[Excerpts from a figure dataset]
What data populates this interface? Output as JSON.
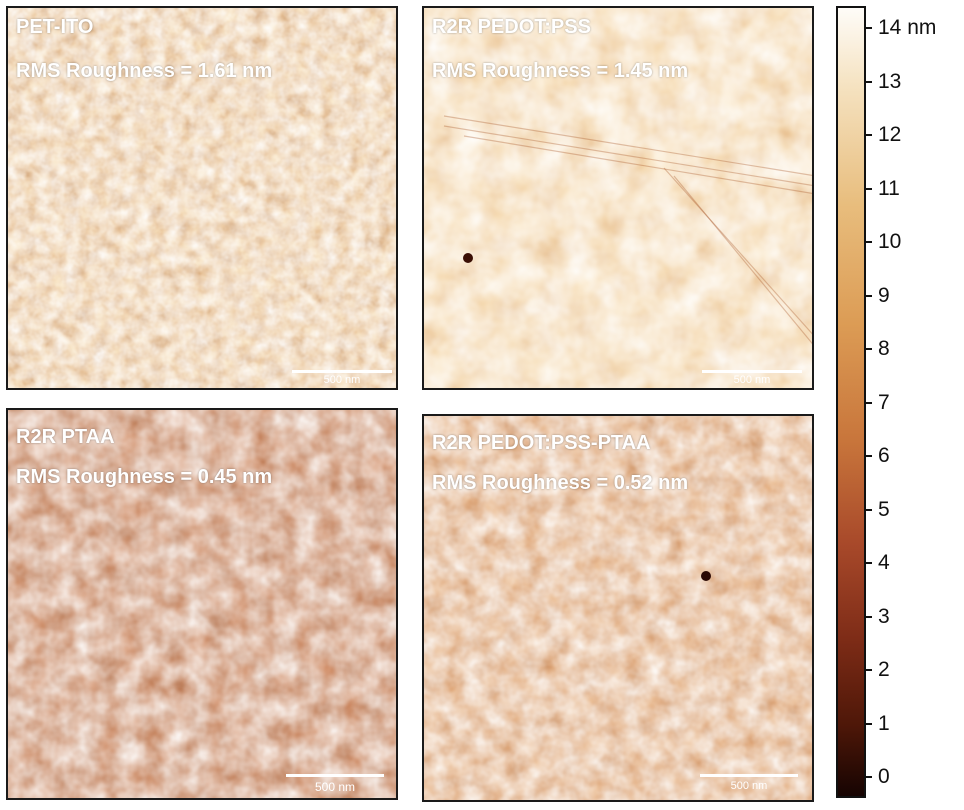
{
  "panels": [
    {
      "title": "PET-ITO",
      "rms": "RMS Roughness = 1.61 nm",
      "scale_label": "500 nm"
    },
    {
      "title": "R2R PEDOT:PSS",
      "rms": "RMS Roughness = 1.45 nm",
      "scale_label": "500 nm"
    },
    {
      "title": "R2R PTAA",
      "rms": "RMS Roughness = 0.45 nm",
      "scale_label": "500 nm"
    },
    {
      "title": "R2R PEDOT:PSS-PTAA",
      "rms": "RMS Roughness = 0.52 nm",
      "scale_label": "500 nm"
    }
  ],
  "colorbar": {
    "ticks": [
      "14 nm",
      "13",
      "12",
      "11",
      "10",
      "9",
      "8",
      "7",
      "6",
      "5",
      "4",
      "3",
      "2",
      "1",
      "0"
    ],
    "colors": {
      "top": "#fefcf8",
      "mid": "#c8753b",
      "bottom": "#160402"
    }
  }
}
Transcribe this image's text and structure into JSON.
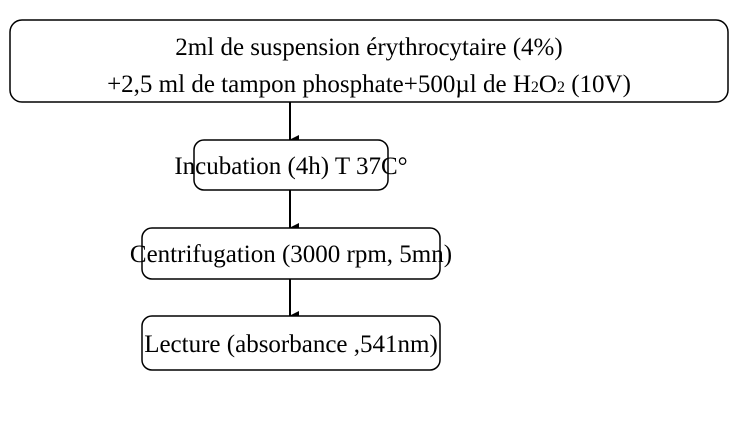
{
  "nodes": [
    {
      "lines": [
        "2ml de suspension érythrocytaire (4%)",
        [
          "+2,5 ml de tampon phosphate+500µl de H",
          "2",
          "O",
          "2",
          " (10V)"
        ]
      ]
    },
    {
      "label": "Incubation (4h) T 37C°"
    },
    {
      "label": "Centrifugation (3000 rpm, 5mn)"
    },
    {
      "label": "Lecture (absorbance ,541nm)"
    }
  ]
}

**AIM OF THE EXERCISE**
Transcribe the listing in full. Omit the pictures and keep every line exact.

**RESULT FOR THIS EXERCISE**
What data populates this interface? Output as JSON.
{
  "panels": [
    {
      "title": "PET-ITO",
      "rms": "RMS Roughness = 1.61 nm",
      "scale_label": "500 nm"
    },
    {
      "title": "R2R PEDOT:PSS",
      "rms": "RMS Roughness = 1.45 nm",
      "scale_label": "500 nm"
    },
    {
      "title": "R2R PTAA",
      "rms": "RMS Roughness = 0.45 nm",
      "scale_label": "500 nm"
    },
    {
      "title": "R2R PEDOT:PSS-PTAA",
      "rms": "RMS Roughness = 0.52 nm",
      "scale_label": "500 nm"
    }
  ],
  "colorbar": {
    "ticks": [
      "14 nm",
      "13",
      "12",
      "11",
      "10",
      "9",
      "8",
      "7",
      "6",
      "5",
      "4",
      "3",
      "2",
      "1",
      "0"
    ],
    "colors": {
      "top": "#fefcf8",
      "mid": "#c8753b",
      "bottom": "#160402"
    }
  }
}
Transcribe this image's text and structure into JSON.
{
  "nodes": [
    {
      "lines": [
        "2ml de suspension érythrocytaire (4%)",
        [
          "+2,5 ml de tampon phosphate+500µl de H",
          "2",
          "O",
          "2",
          " (10V)"
        ]
      ]
    },
    {
      "label": "Incubation (4h) T 37C°"
    },
    {
      "label": "Centrifugation (3000 rpm, 5mn)"
    },
    {
      "label": "Lecture (absorbance ,541nm)"
    }
  ]
}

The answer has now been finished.